Go through the listing and write out all of it exactly.

--------------------

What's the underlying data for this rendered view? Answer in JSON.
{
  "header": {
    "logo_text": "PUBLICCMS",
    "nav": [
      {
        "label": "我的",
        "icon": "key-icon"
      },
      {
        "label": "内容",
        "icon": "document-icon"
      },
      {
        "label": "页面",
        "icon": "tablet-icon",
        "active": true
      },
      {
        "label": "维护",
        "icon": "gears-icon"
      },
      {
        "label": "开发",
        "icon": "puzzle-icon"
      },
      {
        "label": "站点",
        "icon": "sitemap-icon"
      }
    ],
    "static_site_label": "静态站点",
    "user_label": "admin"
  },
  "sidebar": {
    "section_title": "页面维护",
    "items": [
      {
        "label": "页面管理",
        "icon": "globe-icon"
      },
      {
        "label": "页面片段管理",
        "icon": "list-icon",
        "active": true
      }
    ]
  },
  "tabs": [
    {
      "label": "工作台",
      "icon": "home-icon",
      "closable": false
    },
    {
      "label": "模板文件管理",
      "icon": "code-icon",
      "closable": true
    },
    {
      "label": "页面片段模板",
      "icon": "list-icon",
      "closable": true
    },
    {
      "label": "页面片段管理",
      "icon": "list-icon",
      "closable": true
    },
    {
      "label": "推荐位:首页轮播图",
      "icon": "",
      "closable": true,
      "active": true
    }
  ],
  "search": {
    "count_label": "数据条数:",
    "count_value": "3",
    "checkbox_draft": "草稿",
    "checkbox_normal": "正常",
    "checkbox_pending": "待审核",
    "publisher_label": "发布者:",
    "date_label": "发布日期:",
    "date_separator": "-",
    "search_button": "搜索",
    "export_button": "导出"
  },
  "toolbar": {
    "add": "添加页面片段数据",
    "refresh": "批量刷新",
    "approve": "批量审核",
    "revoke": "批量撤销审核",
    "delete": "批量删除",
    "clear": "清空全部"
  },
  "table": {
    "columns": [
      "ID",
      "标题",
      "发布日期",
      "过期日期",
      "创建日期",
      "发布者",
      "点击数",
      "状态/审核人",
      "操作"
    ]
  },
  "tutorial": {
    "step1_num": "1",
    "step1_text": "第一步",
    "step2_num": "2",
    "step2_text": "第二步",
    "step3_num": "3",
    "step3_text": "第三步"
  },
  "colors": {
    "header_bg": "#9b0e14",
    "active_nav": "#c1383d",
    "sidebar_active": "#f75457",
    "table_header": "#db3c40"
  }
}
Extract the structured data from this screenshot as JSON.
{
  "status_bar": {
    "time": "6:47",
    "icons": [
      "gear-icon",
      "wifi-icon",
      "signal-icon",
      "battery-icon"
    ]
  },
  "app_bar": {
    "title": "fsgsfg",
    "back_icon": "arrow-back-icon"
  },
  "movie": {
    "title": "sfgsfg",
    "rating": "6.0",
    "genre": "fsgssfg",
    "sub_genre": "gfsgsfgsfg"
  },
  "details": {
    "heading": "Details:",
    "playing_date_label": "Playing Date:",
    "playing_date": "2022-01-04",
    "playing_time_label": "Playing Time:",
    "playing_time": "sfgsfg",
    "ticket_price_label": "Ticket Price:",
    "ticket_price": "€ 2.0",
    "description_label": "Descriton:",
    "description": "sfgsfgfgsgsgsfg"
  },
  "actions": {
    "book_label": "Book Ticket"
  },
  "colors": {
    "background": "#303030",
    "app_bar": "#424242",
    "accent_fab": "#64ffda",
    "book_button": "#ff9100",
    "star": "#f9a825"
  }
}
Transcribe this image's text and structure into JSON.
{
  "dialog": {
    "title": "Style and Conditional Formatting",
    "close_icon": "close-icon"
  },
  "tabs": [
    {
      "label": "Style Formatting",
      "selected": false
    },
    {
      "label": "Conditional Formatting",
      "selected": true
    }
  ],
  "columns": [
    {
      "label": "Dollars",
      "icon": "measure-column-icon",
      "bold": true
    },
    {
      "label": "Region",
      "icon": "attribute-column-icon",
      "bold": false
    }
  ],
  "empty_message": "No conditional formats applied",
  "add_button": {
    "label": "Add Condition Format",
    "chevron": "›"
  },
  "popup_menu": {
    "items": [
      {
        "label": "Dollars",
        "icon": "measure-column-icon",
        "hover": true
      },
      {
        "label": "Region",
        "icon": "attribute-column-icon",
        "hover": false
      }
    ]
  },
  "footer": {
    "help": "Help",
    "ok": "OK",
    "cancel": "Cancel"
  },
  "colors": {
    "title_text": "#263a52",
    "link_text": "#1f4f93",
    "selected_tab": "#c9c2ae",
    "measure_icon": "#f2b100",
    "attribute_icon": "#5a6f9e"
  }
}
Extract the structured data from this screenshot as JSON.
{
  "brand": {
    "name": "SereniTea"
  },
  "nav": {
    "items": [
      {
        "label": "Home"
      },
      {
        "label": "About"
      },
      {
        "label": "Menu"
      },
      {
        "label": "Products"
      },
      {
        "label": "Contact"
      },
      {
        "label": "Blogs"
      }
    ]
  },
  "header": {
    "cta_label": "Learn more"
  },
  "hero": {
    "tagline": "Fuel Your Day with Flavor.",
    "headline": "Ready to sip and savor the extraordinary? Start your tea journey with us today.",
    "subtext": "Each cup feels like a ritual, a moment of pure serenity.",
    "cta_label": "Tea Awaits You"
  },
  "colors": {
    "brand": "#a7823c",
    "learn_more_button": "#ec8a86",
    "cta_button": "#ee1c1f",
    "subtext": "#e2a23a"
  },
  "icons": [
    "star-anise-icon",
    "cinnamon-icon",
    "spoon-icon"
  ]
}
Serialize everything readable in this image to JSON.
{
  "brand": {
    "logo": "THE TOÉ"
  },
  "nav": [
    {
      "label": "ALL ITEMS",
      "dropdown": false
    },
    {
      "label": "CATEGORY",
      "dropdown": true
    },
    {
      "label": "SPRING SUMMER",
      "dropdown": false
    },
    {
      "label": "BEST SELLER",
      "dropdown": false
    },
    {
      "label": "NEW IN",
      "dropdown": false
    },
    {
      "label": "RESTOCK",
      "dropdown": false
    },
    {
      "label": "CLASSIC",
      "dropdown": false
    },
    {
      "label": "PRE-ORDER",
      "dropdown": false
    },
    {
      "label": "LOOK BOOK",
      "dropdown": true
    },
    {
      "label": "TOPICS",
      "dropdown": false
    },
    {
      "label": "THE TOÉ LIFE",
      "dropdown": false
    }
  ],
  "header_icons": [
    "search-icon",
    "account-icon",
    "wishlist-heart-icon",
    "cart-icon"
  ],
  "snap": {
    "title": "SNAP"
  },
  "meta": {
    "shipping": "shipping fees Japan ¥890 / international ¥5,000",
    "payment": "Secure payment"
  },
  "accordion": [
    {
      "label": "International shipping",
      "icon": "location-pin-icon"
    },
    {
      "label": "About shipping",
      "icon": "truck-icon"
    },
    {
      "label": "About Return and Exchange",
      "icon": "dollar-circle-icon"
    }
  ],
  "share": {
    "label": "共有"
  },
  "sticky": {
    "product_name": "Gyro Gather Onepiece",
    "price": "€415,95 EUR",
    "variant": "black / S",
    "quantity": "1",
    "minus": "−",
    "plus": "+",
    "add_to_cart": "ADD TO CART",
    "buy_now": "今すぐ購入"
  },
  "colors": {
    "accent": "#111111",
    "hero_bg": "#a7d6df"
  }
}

--------------------

• Solution for this exercise:
What's the underlying data for this rendered view? Answer in JSON.
{
  "header": {
    "logo_text": "PUBLICCMS",
    "nav": [
      {
        "label": "我的",
        "icon": "key-icon"
      },
      {
        "label": "内容",
        "icon": "document-icon"
      },
      {
        "label": "页面",
        "icon": "tablet-icon",
        "active": true
      },
      {
        "label": "维护",
        "icon": "gears-icon"
      },
      {
        "label": "开发",
        "icon": "puzzle-icon"
      },
      {
        "label": "站点",
        "icon": "sitemap-icon"
      }
    ],
    "static_site_label": "静态站点",
    "user_label": "admin"
  },
  "sidebar": {
    "section_title": "页面维护",
    "items": [
      {
        "label": "页面管理",
        "icon": "globe-icon"
      },
      {
        "label": "页面片段管理",
        "icon": "list-icon",
        "active": true
      }
    ]
  },
  "tabs": [
    {
      "label": "工作台",
      "icon": "home-icon",
      "closable": false
    },
    {
      "label": "模板文件管理",
      "icon": "code-icon",
      "closable": true
    },
    {
      "label": "页面片段模板",
      "icon": "list-icon",
      "closable": true
    },
    {
      "label": "页面片段管理",
      "icon": "list-icon",
      "closable": true
    },
    {
      "label": "推荐位:首页轮播图",
      "icon": "",
      "closable": true,
      "active": true
    }
  ],
  "search": {
    "count_label": "数据条数:",
    "count_value": "3",
    "checkbox_draft": "草稿",
    "checkbox_normal": "正常",
    "checkbox_pending": "待审核",
    "publisher_label": "发布者:",
    "date_label": "发布日期:",
    "date_separator": "-",
    "search_button": "搜索",
    "export_button": "导出"
  },
  "toolbar": {
    "add": "添加页面片段数据",
    "refresh": "批量刷新",
    "approve": "批量审核",
    "revoke": "批量撤销审核",
    "delete": "批量删除",
    "clear": "清空全部"
  },
  "table": {
    "columns": [
      "ID",
      "标题",
      "发布日期",
      "过期日期",
      "创建日期",
      "发布者",
      "点击数",
      "状态/审核人",
      "操作"
    ]
  },
  "tutorial": {
    "step1_num": "1",
    "step1_text": "第一步",
    "step2_num": "2",
    "step2_text": "第二步",
    "step3_num": "3",
    "step3_text": "第三步"
  },
  "colors": {
    "header_bg": "#9b0e14",
    "active_nav": "#c1383d",
    "sidebar_active": "#f75457",
    "table_header": "#db3c40"
  }
}
Extract the structured data from this screenshot as JSON.
{
  "status_bar": {
    "time": "6:47",
    "icons": [
      "gear-icon",
      "wifi-icon",
      "signal-icon",
      "battery-icon"
    ]
  },
  "app_bar": {
    "title": "fsgsfg",
    "back_icon": "arrow-back-icon"
  },
  "movie": {
    "title": "sfgsfg",
    "rating": "6.0",
    "genre": "fsgssfg",
    "sub_genre": "gfsgsfgsfg"
  },
  "details": {
    "heading": "Details:",
    "playing_date_label": "Playing Date:",
    "playing_date": "2022-01-04",
    "playing_time_label": "Playing Time:",
    "playing_time": "sfgsfg",
    "ticket_price_label": "Ticket Price:",
    "ticket_price": "€ 2.0",
    "description_label": "Descriton:",
    "description": "sfgsfgfgsgsgsfg"
  },
  "actions": {
    "book_label": "Book Ticket"
  },
  "colors": {
    "background": "#303030",
    "app_bar": "#424242",
    "accent_fab": "#64ffda",
    "book_button": "#ff9100",
    "star": "#f9a825"
  }
}
Transcribe this image's text and structure into JSON.
{
  "dialog": {
    "title": "Style and Conditional Formatting",
    "close_icon": "close-icon"
  },
  "tabs": [
    {
      "label": "Style Formatting",
      "selected": false
    },
    {
      "label": "Conditional Formatting",
      "selected": true
    }
  ],
  "columns": [
    {
      "label": "Dollars",
      "icon": "measure-column-icon",
      "bold": true
    },
    {
      "label": "Region",
      "icon": "attribute-column-icon",
      "bold": false
    }
  ],
  "empty_message": "No conditional formats applied",
  "add_button": {
    "label": "Add Condition Format",
    "chevron": "›"
  },
  "popup_menu": {
    "items": [
      {
        "label": "Dollars",
        "icon": "measure-column-icon",
        "hover": true
      },
      {
        "label": "Region",
        "icon": "attribute-column-icon",
        "hover": false
      }
    ]
  },
  "footer": {
    "help": "Help",
    "ok": "OK",
    "cancel": "Cancel"
  },
  "colors": {
    "title_text": "#263a52",
    "link_text": "#1f4f93",
    "selected_tab": "#c9c2ae",
    "measure_icon": "#f2b100",
    "attribute_icon": "#5a6f9e"
  }
}
Extract the structured data from this screenshot as JSON.
{
  "brand": {
    "name": "SereniTea"
  },
  "nav": {
    "items": [
      {
        "label": "Home"
      },
      {
        "label": "About"
      },
      {
        "label": "Menu"
      },
      {
        "label": "Products"
      },
      {
        "label": "Contact"
      },
      {
        "label": "Blogs"
      }
    ]
  },
  "header": {
    "cta_label": "Learn more"
  },
  "hero": {
    "tagline": "Fuel Your Day with Flavor.",
    "headline": "Ready to sip and savor the extraordinary? Start your tea journey with us today.",
    "subtext": "Each cup feels like a ritual, a moment of pure serenity.",
    "cta_label": "Tea Awaits You"
  },
  "colors": {
    "brand": "#a7823c",
    "learn_more_button": "#ec8a86",
    "cta_button": "#ee1c1f",
    "subtext": "#e2a23a"
  },
  "icons": [
    "star-anise-icon",
    "cinnamon-icon",
    "spoon-icon"
  ]
}
Serialize everything readable in this image to JSON.
{
  "brand": {
    "logo": "THE TOÉ"
  },
  "nav": [
    {
      "label": "ALL ITEMS",
      "dropdown": false
    },
    {
      "label": "CATEGORY",
      "dropdown": true
    },
    {
      "label": "SPRING SUMMER",
      "dropdown": false
    },
    {
      "label": "BEST SELLER",
      "dropdown": false
    },
    {
      "label": "NEW IN",
      "dropdown": false
    },
    {
      "label": "RESTOCK",
      "dropdown": false
    },
    {
      "label": "CLASSIC",
      "dropdown": false
    },
    {
      "label": "PRE-ORDER",
      "dropdown": false
    },
    {
      "label": "LOOK BOOK",
      "dropdown": true
    },
    {
      "label": "TOPICS",
      "dropdown": false
    },
    {
      "label": "THE TOÉ LIFE",
      "dropdown": false
    }
  ],
  "header_icons": [
    "search-icon",
    "account-icon",
    "wishlist-heart-icon",
    "cart-icon"
  ],
  "snap": {
    "title": "SNAP"
  },
  "meta": {
    "shipping": "shipping fees Japan ¥890 / international ¥5,000",
    "payment": "Secure payment"
  },
  "accordion": [
    {
      "label": "International shipping",
      "icon": "location-pin-icon"
    },
    {
      "label": "About shipping",
      "icon": "truck-icon"
    },
    {
      "label": "About Return and Exchange",
      "icon": "dollar-circle-icon"
    }
  ],
  "share": {
    "label": "共有"
  },
  "sticky": {
    "product_name": "Gyro Gather Onepiece",
    "price": "€415,95 EUR",
    "variant": "black / S",
    "quantity": "1",
    "minus": "−",
    "plus": "+",
    "add_to_cart": "ADD TO CART",
    "buy_now": "今すぐ購入"
  },
  "colors": {
    "accent": "#111111",
    "hero_bg": "#a7d6df"
  }
}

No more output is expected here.